DIRECTIONS FOR THIS TASK: Return all of the data exactly as written, without the pictures.

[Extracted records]
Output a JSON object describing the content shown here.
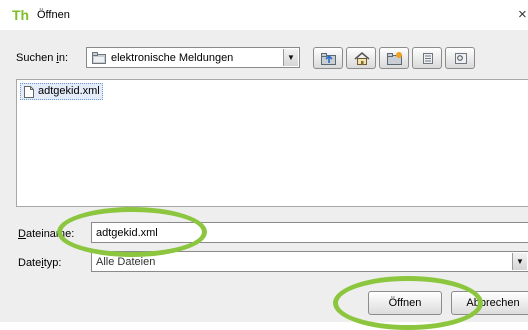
{
  "window": {
    "app_icon": "Th",
    "title": "Öffnen",
    "close_glyph": "×"
  },
  "lookin": {
    "label_pre": "Suchen ",
    "label_mnemonic": "i",
    "label_post": "n:",
    "value": "elektronische Meldungen",
    "icon": "folder-icon"
  },
  "toolbar": {
    "buttons": [
      {
        "name": "up-folder-icon"
      },
      {
        "name": "home-icon"
      },
      {
        "name": "new-folder-icon"
      },
      {
        "name": "list-view-icon"
      },
      {
        "name": "details-view-icon"
      }
    ]
  },
  "files": [
    {
      "name": "adtgekid.xml",
      "icon": "file-icon",
      "selected": true
    }
  ],
  "filename": {
    "label_mnemonic": "D",
    "label_rest": "ateiname:",
    "value": "adtgekid.xml"
  },
  "filetype": {
    "label_pre": "Date",
    "label_mnemonic": "i",
    "label_post": "typ:",
    "value": "Alle Dateien"
  },
  "buttons": {
    "open": "Öffnen",
    "cancel": "Abbrechen"
  },
  "annotations": {
    "color": "#8cc63f",
    "count": 2
  }
}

EXERCISE RESULT:
Output a JSON object describing the content shown here.
{
  "window": {
    "app_icon": "Th",
    "title": "Öffnen",
    "close_glyph": "×"
  },
  "lookin": {
    "label_pre": "Suchen ",
    "label_mnemonic": "i",
    "label_post": "n:",
    "value": "elektronische Meldungen",
    "icon": "folder-icon"
  },
  "toolbar": {
    "buttons": [
      {
        "name": "up-folder-icon"
      },
      {
        "name": "home-icon"
      },
      {
        "name": "new-folder-icon"
      },
      {
        "name": "list-view-icon"
      },
      {
        "name": "details-view-icon"
      }
    ]
  },
  "files": [
    {
      "name": "adtgekid.xml",
      "icon": "file-icon",
      "selected": true
    }
  ],
  "filename": {
    "label_mnemonic": "D",
    "label_rest": "ateiname:",
    "value": "adtgekid.xml"
  },
  "filetype": {
    "label_pre": "Date",
    "label_mnemonic": "i",
    "label_post": "typ:",
    "value": "Alle Dateien"
  },
  "buttons": {
    "open": "Öffnen",
    "cancel": "Abbrechen"
  },
  "annotations": {
    "color": "#8cc63f",
    "count": 2
  }
}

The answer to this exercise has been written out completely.